Start of EXCERPTED DATA
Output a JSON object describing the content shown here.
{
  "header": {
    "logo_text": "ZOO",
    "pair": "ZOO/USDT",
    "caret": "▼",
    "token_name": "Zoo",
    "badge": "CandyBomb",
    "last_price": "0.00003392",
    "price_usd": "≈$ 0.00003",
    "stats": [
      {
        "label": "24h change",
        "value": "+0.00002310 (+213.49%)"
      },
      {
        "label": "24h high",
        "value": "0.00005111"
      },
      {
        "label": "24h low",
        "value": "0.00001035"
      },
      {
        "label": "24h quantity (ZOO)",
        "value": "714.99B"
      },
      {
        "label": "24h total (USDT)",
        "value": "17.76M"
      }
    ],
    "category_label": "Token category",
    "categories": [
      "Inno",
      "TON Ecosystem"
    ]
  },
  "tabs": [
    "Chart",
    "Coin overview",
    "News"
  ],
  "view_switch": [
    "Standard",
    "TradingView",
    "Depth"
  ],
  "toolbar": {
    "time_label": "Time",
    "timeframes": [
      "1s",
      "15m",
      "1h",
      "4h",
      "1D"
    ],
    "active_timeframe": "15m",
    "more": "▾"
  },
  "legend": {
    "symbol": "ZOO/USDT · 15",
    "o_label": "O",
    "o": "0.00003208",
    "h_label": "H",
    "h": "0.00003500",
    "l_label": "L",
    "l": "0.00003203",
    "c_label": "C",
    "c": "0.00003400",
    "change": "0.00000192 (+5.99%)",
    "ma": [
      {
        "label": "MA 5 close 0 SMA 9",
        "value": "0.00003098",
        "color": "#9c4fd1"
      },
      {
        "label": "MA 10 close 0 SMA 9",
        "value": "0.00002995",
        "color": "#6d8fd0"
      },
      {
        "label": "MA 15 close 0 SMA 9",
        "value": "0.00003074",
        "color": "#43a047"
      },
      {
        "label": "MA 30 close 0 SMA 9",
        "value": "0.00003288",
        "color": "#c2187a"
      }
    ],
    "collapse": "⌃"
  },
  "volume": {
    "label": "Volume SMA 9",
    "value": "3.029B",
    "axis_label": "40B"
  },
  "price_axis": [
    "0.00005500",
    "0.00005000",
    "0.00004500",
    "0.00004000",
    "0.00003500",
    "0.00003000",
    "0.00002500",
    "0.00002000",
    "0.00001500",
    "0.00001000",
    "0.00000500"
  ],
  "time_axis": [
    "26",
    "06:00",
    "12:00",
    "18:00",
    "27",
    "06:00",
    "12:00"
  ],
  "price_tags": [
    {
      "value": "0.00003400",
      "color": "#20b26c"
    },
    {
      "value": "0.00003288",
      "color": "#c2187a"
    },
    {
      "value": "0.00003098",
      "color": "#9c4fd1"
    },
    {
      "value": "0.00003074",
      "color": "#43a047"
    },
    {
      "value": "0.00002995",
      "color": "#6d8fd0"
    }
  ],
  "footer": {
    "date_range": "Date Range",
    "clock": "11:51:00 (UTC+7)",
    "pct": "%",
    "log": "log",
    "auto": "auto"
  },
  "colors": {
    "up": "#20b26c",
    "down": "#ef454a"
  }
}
End of EXCERPTED DATA
JOB:
Where does the word "USDT" appear? Return each line that holds it.

REPLY TO THE EXERCISE:
    "pair": "ZOO/USDT",
        "label": "24h total (USDT)",
    "symbol": "ZOO/USDT · 15",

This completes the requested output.